What this task involves
In full and without deviation, write out the entries that follow.

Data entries
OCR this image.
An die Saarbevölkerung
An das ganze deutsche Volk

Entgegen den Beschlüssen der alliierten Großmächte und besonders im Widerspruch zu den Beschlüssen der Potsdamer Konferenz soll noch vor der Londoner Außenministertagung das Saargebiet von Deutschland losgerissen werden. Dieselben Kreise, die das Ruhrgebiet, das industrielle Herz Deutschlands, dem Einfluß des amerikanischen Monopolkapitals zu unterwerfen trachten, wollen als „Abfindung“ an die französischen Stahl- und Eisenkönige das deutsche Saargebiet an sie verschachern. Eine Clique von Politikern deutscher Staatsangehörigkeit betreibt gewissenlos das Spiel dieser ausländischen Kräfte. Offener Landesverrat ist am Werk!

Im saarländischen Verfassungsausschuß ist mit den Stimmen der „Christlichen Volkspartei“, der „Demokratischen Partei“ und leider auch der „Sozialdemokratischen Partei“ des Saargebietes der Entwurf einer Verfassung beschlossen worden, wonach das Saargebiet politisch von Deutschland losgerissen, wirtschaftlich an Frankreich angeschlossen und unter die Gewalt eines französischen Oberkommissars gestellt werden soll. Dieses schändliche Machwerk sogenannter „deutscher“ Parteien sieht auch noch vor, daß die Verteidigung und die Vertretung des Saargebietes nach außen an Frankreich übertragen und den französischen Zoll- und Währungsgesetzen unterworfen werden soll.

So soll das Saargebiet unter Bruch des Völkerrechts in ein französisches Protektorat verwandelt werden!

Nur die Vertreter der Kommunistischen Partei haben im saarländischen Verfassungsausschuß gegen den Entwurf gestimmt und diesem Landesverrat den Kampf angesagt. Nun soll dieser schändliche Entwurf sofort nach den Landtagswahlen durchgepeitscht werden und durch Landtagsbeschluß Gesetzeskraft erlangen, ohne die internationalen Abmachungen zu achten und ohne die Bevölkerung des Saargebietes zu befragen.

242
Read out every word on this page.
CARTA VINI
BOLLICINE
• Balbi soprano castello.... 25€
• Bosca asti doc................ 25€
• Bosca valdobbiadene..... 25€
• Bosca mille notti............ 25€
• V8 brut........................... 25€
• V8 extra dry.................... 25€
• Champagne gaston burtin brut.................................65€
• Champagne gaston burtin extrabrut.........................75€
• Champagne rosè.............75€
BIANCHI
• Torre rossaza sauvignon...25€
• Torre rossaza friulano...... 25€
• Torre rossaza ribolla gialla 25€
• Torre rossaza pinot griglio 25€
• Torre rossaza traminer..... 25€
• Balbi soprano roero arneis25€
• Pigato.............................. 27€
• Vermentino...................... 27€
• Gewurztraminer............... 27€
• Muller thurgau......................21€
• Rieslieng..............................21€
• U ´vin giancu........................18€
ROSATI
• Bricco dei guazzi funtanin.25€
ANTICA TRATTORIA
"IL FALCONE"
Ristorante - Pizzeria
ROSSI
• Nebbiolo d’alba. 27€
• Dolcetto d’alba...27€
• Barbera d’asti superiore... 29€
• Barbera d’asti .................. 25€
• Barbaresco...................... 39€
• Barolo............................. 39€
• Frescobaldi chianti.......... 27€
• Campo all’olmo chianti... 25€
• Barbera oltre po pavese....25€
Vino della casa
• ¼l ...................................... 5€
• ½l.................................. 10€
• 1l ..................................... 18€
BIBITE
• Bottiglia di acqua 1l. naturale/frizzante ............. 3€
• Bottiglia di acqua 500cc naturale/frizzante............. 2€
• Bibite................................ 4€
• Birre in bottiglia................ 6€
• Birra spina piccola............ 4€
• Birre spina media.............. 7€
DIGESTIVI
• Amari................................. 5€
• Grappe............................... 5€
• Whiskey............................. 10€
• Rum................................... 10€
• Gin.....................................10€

The solution
OCR this image.
An die Saarbevölkerung
An das ganze deutsche Volk

Entgegen den Beschlüssen der alliierten Großmächte und besonders im Widerspruch zu den Beschlüssen der Potsdamer Konferenz soll noch vor der Londoner Außenministertagung das Saargebiet von Deutschland losgerissen werden. Dieselben Kreise, die das Ruhrgebiet, das industrielle Herz Deutschlands, dem Einfluß des amerikanischen Monopolkapitals zu unterwerfen trachten, wollen als „Abfindung“ an die französischen Stahl- und Eisenkönige das deutsche Saargebiet an sie verschachern. Eine Clique von Politikern deutscher Staatsangehörigkeit betreibt gewissenlos das Spiel dieser ausländischen Kräfte. Offener Landesverrat ist am Werk!

Im saarländischen Verfassungsausschuß ist mit den Stimmen der „Christlichen Volkspartei“, der „Demokratischen Partei“ und leider auch der „Sozialdemokratischen Partei“ des Saargebietes der Entwurf einer Verfassung beschlossen worden, wonach das Saargebiet politisch von Deutschland losgerissen, wirtschaftlich an Frankreich angeschlossen und unter die Gewalt eines französischen Oberkommissars gestellt werden soll. Dieses schändliche Machwerk sogenannter „deutscher“ Parteien sieht auch noch vor, daß die Verteidigung und die Vertretung des Saargebietes nach außen an Frankreich übertragen und den französischen Zoll- und Währungsgesetzen unterworfen werden soll.

So soll das Saargebiet unter Bruch des Völkerrechts in ein französisches Protektorat verwandelt werden!

Nur die Vertreter der Kommunistischen Partei haben im saarländischen Verfassungsausschuß gegen den Entwurf gestimmt und diesem Landesverrat den Kampf angesagt. Nun soll dieser schändliche Entwurf sofort nach den Landtagswahlen durchgepeitscht werden und durch Landtagsbeschluß Gesetzeskraft erlangen, ohne die internationalen Abmachungen zu achten und ohne die Bevölkerung des Saargebietes zu befragen.

242
Read out every word on this page.
CARTA VINI
BOLLICINE
• Balbi soprano castello.... 25€
• Bosca asti doc................ 25€
• Bosca valdobbiadene..... 25€
• Bosca mille notti............ 25€
• V8 brut........................... 25€
• V8 extra dry.................... 25€
• Champagne gaston burtin brut.................................65€
• Champagne gaston burtin extrabrut.........................75€
• Champagne rosè.............75€
BIANCHI
• Torre rossaza sauvignon...25€
• Torre rossaza friulano...... 25€
• Torre rossaza ribolla gialla 25€
• Torre rossaza pinot griglio 25€
• Torre rossaza traminer..... 25€
• Balbi soprano roero arneis25€
• Pigato.............................. 27€
• Vermentino...................... 27€
• Gewurztraminer............... 27€
• Muller thurgau......................21€
• Rieslieng..............................21€
• U ´vin giancu........................18€
ROSATI
• Bricco dei guazzi funtanin.25€
ANTICA TRATTORIA
"IL FALCONE"
Ristorante - Pizzeria
ROSSI
• Nebbiolo d’alba. 27€
• Dolcetto d’alba...27€
• Barbera d’asti superiore... 29€
• Barbera d’asti .................. 25€
• Barbaresco...................... 39€
• Barolo............................. 39€
• Frescobaldi chianti.......... 27€
• Campo all’olmo chianti... 25€
• Barbera oltre po pavese....25€
Vino della casa
• ¼l ...................................... 5€
• ½l.................................. 10€
• 1l ..................................... 18€
BIBITE
• Bottiglia di acqua 1l. naturale/frizzante ............. 3€
• Bottiglia di acqua 500cc naturale/frizzante............. 2€
• Bibite................................ 4€
• Birre in bottiglia................ 6€
• Birra spina piccola............ 4€
• Birre spina media.............. 7€
DIGESTIVI
• Amari................................. 5€
• Grappe............................... 5€
• Whiskey............................. 10€
• Rum................................... 10€
• Gin.....................................10€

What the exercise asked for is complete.